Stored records
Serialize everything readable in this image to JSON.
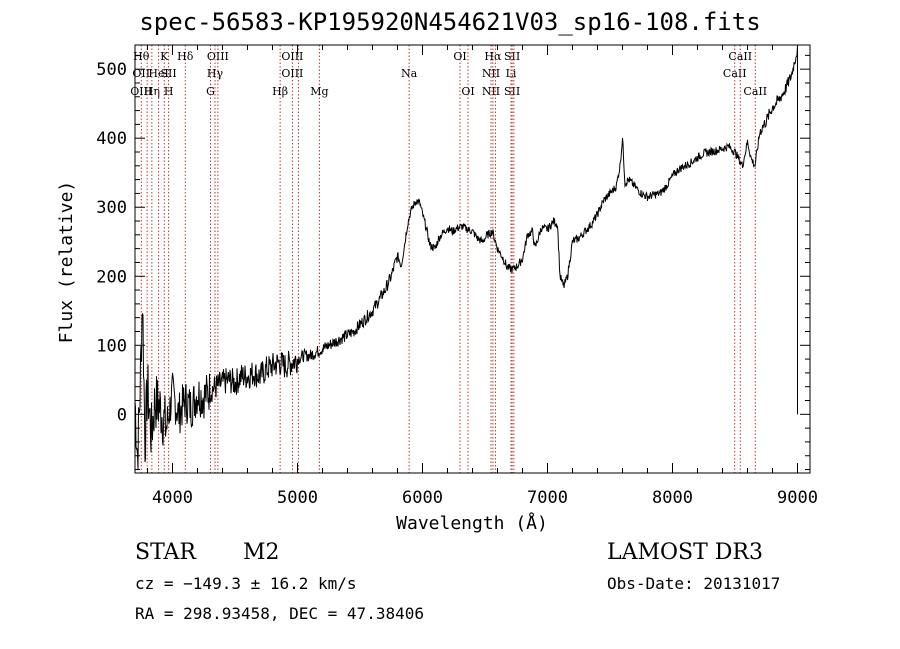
{
  "title": "spec-56583-KP195920N454621V03_sp16-108.fits",
  "info": {
    "class_label": "STAR",
    "subclass_label": "M2",
    "survey": "LAMOST DR3",
    "cz": "cz = −149.3 ± 16.2 km/s",
    "obs_date": "Obs-Date: 20131017",
    "coords": "RA = 298.93458, DEC =  47.38406"
  },
  "chart_data": {
    "type": "line",
    "title": "spec-56583-KP195920N454621V03_sp16-108.fits",
    "xlabel": "Wavelength (Å)",
    "ylabel": "Flux (relative)",
    "xlim": [
      3700,
      9100
    ],
    "ylim": [
      -85,
      535
    ],
    "xticks": [
      4000,
      5000,
      6000,
      7000,
      8000,
      9000
    ],
    "yticks": [
      0,
      100,
      200,
      300,
      400,
      500
    ],
    "series": [
      {
        "color": "#000000",
        "x": [
          3700,
          3720,
          3740,
          3760,
          3780,
          3800,
          3830,
          3860,
          3900,
          3950,
          4000,
          4050,
          4100,
          4150,
          4200,
          4250,
          4300,
          4350,
          4400,
          4450,
          4500,
          4550,
          4600,
          4650,
          4700,
          4750,
          4800,
          4850,
          4900,
          4950,
          5000,
          5050,
          5100,
          5150,
          5200,
          5250,
          5300,
          5350,
          5400,
          5450,
          5500,
          5550,
          5600,
          5650,
          5700,
          5750,
          5800,
          5830,
          5860,
          5880,
          5900,
          5920,
          5950,
          5980,
          6000,
          6030,
          6060,
          6100,
          6130,
          6160,
          6200,
          6240,
          6280,
          6320,
          6360,
          6400,
          6440,
          6480,
          6520,
          6560,
          6600,
          6640,
          6680,
          6720,
          6760,
          6800,
          6840,
          6880,
          6900,
          6950,
          7000,
          7050,
          7080,
          7100,
          7130,
          7160,
          7200,
          7250,
          7300,
          7350,
          7400,
          7450,
          7500,
          7550,
          7580,
          7600,
          7620,
          7650,
          7700,
          7750,
          7800,
          7850,
          7900,
          7950,
          8000,
          8050,
          8100,
          8150,
          8200,
          8250,
          8300,
          8350,
          8400,
          8450,
          8500,
          8530,
          8560,
          8600,
          8630,
          8660,
          8700,
          8750,
          8800,
          8850,
          8900,
          8950,
          9000
        ],
        "y": [
          20,
          -60,
          30,
          170,
          -40,
          40,
          -30,
          20,
          10,
          -20,
          30,
          0,
          20,
          10,
          30,
          25,
          35,
          40,
          45,
          50,
          45,
          55,
          55,
          60,
          55,
          65,
          70,
          75,
          70,
          75,
          80,
          85,
          85,
          90,
          95,
          100,
          105,
          110,
          115,
          120,
          130,
          140,
          150,
          165,
          180,
          200,
          230,
          215,
          250,
          275,
          290,
          300,
          310,
          305,
          290,
          270,
          245,
          240,
          255,
          262,
          270,
          265,
          270,
          272,
          268,
          265,
          255,
          250,
          260,
          265,
          240,
          228,
          212,
          210,
          215,
          225,
          260,
          265,
          240,
          270,
          268,
          280,
          275,
          200,
          185,
          200,
          250,
          255,
          265,
          275,
          290,
          310,
          320,
          330,
          360,
          400,
          335,
          340,
          330,
          320,
          315,
          318,
          320,
          330,
          345,
          355,
          360,
          365,
          372,
          378,
          380,
          382,
          385,
          388,
          380,
          370,
          360,
          395,
          370,
          360,
          410,
          425,
          445,
          455,
          470,
          490,
          530
        ]
      }
    ],
    "line_markers": [
      {
        "wl": 3750,
        "labels": [
          "Hθ",
          "OII",
          "OIII"
        ]
      },
      {
        "wl": 3797,
        "labels": [
          "",
          "",
          ""
        ]
      },
      {
        "wl": 3835,
        "labels": [
          "",
          "",
          "Hη"
        ]
      },
      {
        "wl": 3889,
        "labels": [
          "",
          "HeI",
          ""
        ]
      },
      {
        "wl": 3934,
        "labels": [
          "K",
          "",
          ""
        ]
      },
      {
        "wl": 3969,
        "labels": [
          "",
          "SII",
          "H"
        ]
      },
      {
        "wl": 4102,
        "labels": [
          "Hδ",
          "",
          ""
        ]
      },
      {
        "wl": 4304,
        "labels": [
          "",
          "",
          "G"
        ]
      },
      {
        "wl": 4340,
        "labels": [
          "",
          "Hγ",
          ""
        ]
      },
      {
        "wl": 4363,
        "labels": [
          "OIII",
          "",
          ""
        ]
      },
      {
        "wl": 4861,
        "labels": [
          "",
          "",
          "Hβ"
        ]
      },
      {
        "wl": 4959,
        "labels": [
          "OIII",
          "OIII",
          ""
        ]
      },
      {
        "wl": 5007,
        "labels": [
          "",
          "",
          ""
        ]
      },
      {
        "wl": 5175,
        "labels": [
          "",
          "",
          "Mg"
        ]
      },
      {
        "wl": 5893,
        "labels": [
          "",
          "Na",
          ""
        ]
      },
      {
        "wl": 6300,
        "labels": [
          "OI",
          "",
          ""
        ]
      },
      {
        "wl": 6364,
        "labels": [
          "",
          "",
          "OI"
        ]
      },
      {
        "wl": 6548,
        "labels": [
          "",
          "NII",
          "NII"
        ]
      },
      {
        "wl": 6563,
        "labels": [
          "Hα",
          "",
          ""
        ]
      },
      {
        "wl": 6583,
        "labels": [
          "",
          "",
          ""
        ]
      },
      {
        "wl": 6708,
        "labels": [
          "",
          "Li",
          ""
        ]
      },
      {
        "wl": 6717,
        "labels": [
          "SII",
          "",
          "SII"
        ]
      },
      {
        "wl": 6731,
        "labels": [
          "",
          "",
          ""
        ]
      },
      {
        "wl": 8498,
        "labels": [
          "",
          "CaII",
          ""
        ]
      },
      {
        "wl": 8542,
        "labels": [
          "CaII",
          "",
          ""
        ]
      },
      {
        "wl": 8662,
        "labels": [
          "",
          "",
          "CaII"
        ]
      }
    ]
  }
}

[Stated goal]: Gather each line that holds "fits".

[Written response]:
  "title": "spec-56583-KP195920N454621V03_sp16-108.fits",
    "title": "spec-56583-KP195920N454621V03_sp16-108.fits",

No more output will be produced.